RAW DATA:
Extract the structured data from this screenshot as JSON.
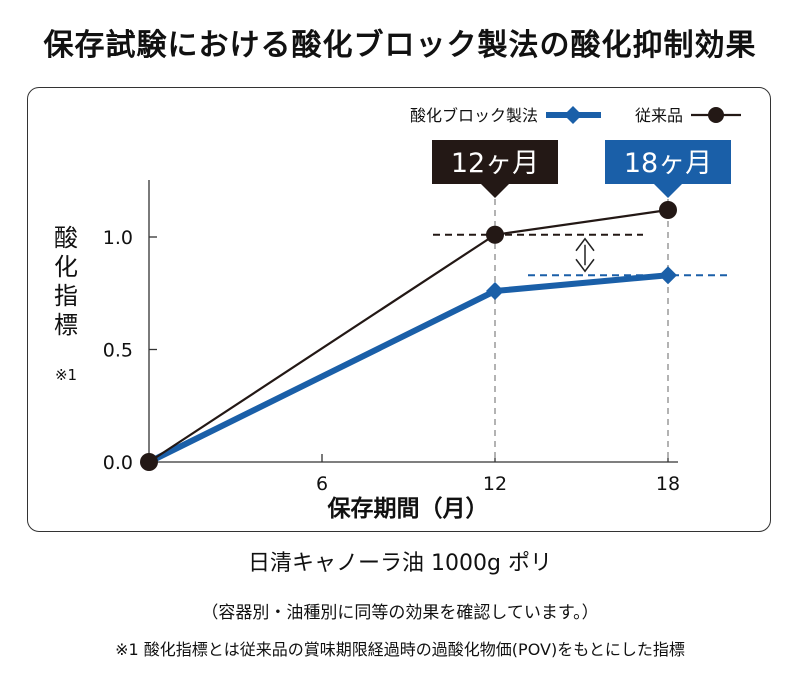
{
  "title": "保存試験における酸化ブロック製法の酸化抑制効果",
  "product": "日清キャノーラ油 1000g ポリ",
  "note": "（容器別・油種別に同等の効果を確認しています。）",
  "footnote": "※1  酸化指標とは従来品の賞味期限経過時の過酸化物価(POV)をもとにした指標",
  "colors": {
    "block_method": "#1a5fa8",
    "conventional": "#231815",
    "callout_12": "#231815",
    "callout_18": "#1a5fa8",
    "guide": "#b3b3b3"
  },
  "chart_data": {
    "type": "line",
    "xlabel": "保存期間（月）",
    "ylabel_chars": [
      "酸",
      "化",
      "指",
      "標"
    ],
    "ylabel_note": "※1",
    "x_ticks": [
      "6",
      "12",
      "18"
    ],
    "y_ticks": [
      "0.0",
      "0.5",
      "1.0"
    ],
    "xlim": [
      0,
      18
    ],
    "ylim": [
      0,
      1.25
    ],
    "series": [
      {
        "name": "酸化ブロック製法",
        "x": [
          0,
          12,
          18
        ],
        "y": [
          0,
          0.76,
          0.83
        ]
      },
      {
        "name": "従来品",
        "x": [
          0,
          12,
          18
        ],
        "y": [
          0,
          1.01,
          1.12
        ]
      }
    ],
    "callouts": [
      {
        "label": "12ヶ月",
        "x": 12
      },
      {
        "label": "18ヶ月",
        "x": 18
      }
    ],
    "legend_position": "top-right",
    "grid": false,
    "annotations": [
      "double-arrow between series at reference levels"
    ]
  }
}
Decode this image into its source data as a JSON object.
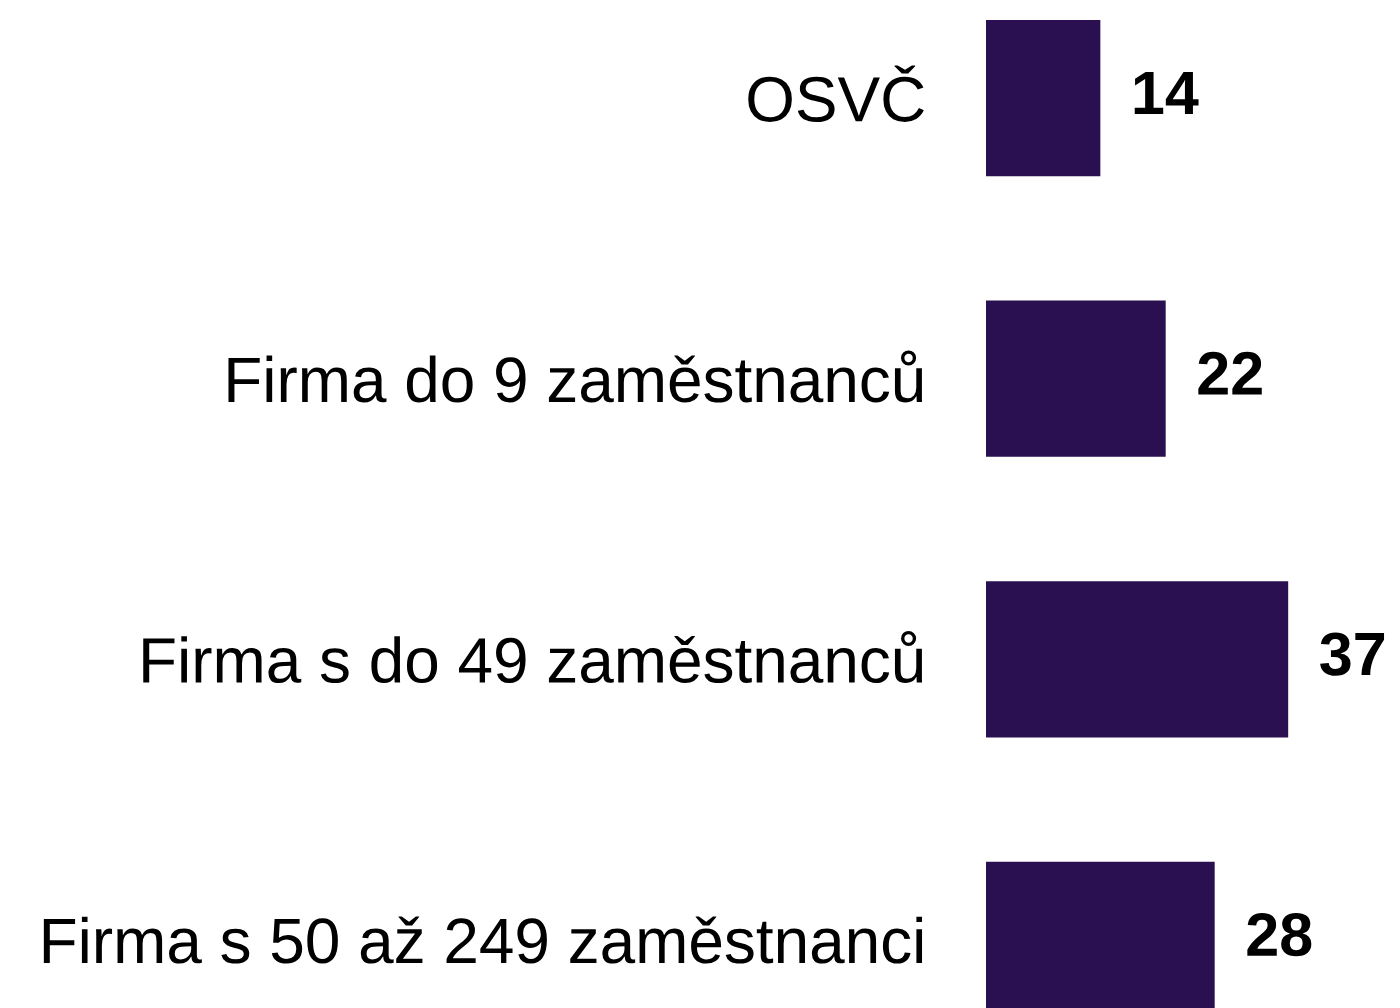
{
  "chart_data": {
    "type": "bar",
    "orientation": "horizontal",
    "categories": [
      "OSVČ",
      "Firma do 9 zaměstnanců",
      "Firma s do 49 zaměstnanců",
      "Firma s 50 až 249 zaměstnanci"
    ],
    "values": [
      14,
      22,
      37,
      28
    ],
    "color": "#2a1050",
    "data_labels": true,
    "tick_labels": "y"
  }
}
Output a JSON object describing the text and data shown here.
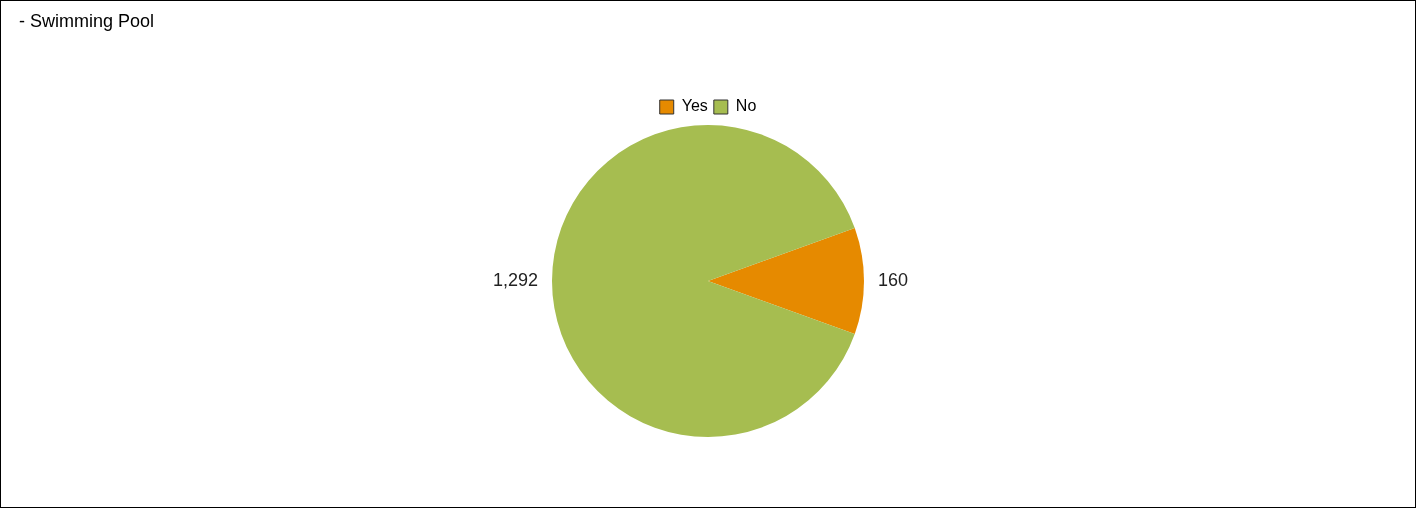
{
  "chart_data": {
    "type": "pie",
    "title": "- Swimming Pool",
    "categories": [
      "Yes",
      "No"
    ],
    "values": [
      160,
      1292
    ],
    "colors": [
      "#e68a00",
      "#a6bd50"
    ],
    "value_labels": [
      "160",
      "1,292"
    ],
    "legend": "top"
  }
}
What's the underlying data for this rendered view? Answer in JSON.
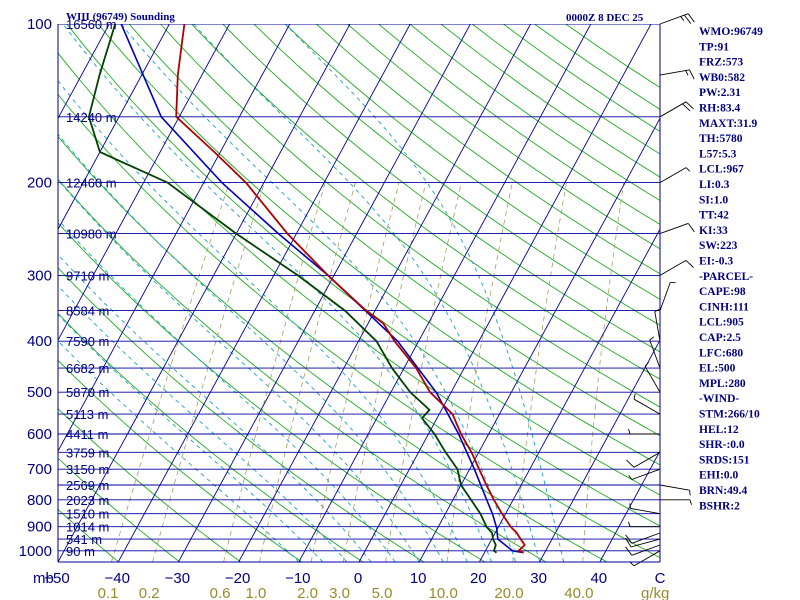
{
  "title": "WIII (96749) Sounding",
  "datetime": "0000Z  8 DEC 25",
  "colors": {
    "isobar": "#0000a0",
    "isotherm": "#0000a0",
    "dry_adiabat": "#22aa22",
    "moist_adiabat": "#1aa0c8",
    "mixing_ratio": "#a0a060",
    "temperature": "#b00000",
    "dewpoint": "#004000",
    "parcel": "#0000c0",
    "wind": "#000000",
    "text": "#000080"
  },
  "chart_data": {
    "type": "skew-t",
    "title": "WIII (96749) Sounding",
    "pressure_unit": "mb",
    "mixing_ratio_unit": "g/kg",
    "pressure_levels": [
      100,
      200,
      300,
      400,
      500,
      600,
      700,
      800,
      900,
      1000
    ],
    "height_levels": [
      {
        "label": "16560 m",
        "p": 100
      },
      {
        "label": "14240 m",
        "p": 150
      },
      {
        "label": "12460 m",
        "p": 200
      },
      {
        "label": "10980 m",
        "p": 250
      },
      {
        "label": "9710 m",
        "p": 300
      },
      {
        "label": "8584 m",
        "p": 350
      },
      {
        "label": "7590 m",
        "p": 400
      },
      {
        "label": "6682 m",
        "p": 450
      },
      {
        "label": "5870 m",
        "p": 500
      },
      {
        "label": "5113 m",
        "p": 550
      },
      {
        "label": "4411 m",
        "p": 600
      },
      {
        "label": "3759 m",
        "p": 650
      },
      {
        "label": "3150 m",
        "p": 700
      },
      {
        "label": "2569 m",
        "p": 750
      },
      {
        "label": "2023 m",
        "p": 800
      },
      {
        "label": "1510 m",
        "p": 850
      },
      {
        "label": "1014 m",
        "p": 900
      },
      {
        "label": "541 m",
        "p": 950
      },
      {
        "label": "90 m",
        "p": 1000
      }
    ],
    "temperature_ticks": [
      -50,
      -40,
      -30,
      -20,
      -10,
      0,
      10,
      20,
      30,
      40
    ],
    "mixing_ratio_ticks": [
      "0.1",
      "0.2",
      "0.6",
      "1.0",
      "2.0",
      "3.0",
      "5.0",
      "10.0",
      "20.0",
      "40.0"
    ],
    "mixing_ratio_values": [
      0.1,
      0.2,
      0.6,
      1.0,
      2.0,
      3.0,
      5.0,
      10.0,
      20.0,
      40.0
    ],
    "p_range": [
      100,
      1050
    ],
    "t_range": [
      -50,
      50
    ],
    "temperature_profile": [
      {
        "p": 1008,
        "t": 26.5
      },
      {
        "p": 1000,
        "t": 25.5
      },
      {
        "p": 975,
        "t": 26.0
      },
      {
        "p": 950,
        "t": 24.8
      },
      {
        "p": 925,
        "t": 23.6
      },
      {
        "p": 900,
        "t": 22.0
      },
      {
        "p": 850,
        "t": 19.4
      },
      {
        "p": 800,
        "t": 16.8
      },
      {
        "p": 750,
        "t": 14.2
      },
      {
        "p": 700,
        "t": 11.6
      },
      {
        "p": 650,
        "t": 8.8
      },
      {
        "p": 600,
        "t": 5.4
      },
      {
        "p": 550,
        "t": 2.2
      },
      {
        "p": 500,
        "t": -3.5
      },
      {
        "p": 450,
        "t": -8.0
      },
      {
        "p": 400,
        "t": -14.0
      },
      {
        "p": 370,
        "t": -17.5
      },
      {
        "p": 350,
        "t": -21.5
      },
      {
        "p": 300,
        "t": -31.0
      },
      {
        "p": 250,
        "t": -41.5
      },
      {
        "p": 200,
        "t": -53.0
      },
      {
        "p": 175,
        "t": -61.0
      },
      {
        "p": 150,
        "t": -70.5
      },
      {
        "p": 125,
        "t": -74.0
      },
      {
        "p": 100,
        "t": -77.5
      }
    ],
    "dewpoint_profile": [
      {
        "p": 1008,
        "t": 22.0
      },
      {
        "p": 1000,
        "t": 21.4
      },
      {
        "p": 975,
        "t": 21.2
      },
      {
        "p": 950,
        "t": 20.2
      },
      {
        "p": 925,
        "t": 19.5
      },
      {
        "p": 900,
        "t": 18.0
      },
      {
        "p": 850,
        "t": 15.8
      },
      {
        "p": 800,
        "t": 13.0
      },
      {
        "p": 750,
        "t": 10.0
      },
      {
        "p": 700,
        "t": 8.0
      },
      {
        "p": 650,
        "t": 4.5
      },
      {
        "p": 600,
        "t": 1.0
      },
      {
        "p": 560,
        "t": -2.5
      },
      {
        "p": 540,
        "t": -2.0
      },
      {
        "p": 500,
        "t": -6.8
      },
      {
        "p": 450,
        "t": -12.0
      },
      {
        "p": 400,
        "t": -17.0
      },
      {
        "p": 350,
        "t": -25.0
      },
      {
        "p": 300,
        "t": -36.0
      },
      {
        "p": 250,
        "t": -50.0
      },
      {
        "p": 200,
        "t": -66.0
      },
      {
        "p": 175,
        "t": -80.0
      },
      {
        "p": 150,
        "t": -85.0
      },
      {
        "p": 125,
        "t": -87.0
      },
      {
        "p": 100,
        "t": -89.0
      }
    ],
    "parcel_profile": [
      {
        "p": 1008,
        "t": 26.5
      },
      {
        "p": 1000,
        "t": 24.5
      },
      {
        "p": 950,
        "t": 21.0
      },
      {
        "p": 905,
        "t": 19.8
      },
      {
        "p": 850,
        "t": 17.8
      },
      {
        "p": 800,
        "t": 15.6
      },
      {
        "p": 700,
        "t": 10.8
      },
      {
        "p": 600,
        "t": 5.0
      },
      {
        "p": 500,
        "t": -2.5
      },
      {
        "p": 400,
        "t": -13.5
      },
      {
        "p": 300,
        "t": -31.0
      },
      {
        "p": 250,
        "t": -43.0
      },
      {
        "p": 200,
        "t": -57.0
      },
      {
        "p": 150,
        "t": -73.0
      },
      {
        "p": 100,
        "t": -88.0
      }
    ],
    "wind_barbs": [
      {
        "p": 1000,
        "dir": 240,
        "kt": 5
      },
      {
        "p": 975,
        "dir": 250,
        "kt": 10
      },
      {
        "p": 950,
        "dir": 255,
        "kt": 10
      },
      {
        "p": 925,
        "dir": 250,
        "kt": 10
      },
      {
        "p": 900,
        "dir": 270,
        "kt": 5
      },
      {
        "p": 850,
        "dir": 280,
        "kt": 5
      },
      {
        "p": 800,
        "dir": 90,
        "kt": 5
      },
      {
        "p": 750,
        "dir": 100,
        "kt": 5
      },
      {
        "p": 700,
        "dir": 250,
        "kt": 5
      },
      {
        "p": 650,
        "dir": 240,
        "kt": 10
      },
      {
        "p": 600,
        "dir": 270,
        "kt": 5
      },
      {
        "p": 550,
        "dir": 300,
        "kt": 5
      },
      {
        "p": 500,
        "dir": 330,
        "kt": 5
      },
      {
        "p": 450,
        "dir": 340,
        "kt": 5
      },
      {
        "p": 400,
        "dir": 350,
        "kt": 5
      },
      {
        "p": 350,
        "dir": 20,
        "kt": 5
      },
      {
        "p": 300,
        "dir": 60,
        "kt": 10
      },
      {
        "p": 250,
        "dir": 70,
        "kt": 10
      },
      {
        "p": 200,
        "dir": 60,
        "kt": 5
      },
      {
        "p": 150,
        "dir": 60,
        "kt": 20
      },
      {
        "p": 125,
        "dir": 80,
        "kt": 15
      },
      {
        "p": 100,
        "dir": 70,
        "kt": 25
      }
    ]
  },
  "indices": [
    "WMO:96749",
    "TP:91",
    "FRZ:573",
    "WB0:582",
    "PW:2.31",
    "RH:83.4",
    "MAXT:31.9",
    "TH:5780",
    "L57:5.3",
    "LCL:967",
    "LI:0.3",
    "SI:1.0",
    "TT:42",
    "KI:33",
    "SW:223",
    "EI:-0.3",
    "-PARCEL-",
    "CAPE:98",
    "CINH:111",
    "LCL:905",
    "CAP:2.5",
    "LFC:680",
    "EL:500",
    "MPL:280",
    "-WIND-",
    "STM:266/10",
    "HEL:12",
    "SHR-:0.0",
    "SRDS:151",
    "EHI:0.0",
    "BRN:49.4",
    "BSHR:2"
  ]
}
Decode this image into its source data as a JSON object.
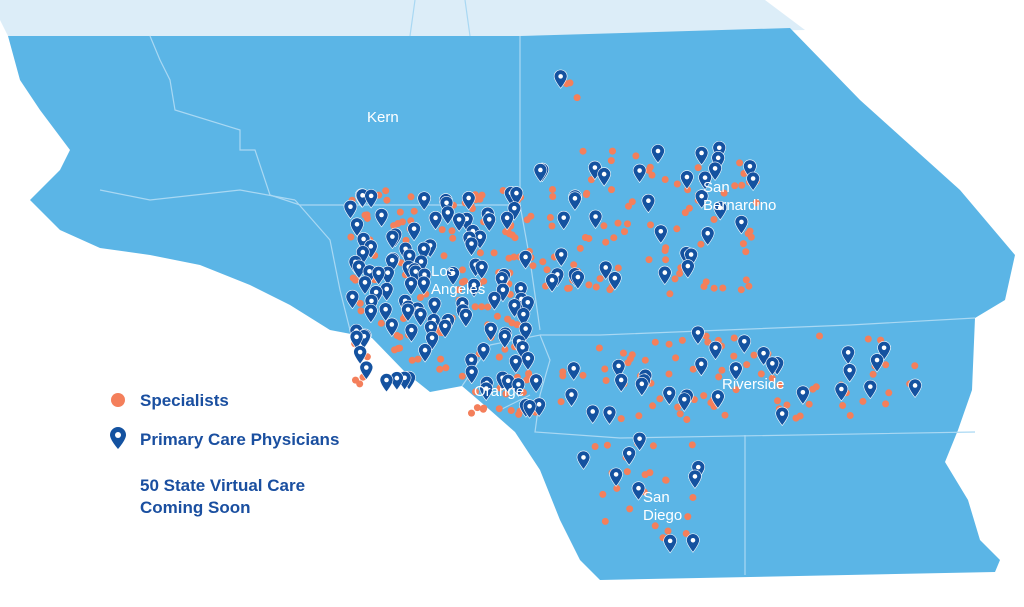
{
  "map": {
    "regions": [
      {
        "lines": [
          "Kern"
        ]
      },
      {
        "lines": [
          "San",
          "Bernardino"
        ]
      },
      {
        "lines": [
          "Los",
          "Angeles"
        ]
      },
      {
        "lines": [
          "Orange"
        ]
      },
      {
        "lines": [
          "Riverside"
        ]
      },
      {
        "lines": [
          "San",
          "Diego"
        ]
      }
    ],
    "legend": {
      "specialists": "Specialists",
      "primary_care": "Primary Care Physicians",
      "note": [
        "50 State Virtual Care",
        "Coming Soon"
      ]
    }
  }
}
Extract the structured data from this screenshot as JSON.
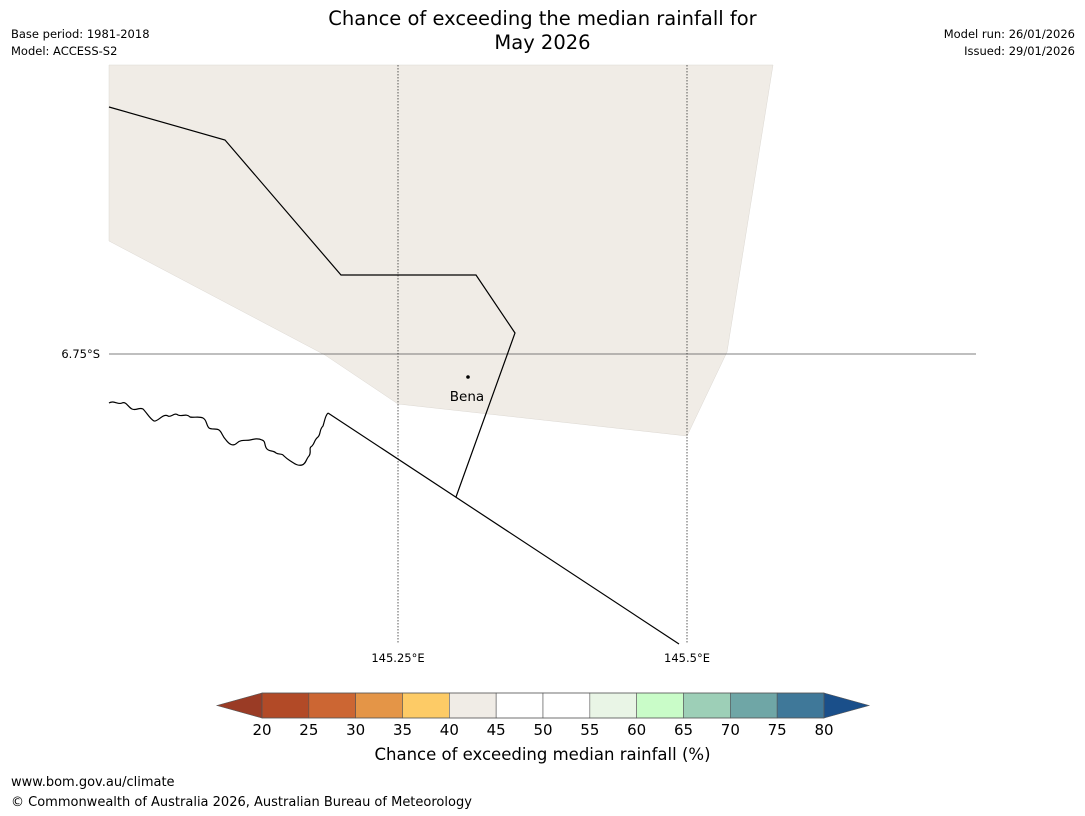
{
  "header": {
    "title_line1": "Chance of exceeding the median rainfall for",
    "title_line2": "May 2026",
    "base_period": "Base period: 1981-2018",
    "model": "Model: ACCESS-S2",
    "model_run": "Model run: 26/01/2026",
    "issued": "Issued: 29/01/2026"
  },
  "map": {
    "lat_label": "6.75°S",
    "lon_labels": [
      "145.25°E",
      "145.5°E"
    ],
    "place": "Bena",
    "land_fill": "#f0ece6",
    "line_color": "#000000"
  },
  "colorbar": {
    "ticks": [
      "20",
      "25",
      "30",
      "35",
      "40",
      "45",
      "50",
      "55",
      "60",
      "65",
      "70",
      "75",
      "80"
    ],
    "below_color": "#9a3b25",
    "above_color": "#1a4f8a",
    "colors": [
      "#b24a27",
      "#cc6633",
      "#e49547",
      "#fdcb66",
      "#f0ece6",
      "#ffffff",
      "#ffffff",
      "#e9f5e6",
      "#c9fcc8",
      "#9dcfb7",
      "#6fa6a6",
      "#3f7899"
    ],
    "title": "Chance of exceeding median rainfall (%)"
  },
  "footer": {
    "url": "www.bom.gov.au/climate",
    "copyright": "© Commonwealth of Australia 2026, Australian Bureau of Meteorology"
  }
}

EXERCISE AIM:
From the entries above, copy every line containing the word "Model".

RESPONSE TO THIS EXERCISE:
    "model": "Model: ACCESS-S2",
    "model_run": "Model run: 26/01/2026",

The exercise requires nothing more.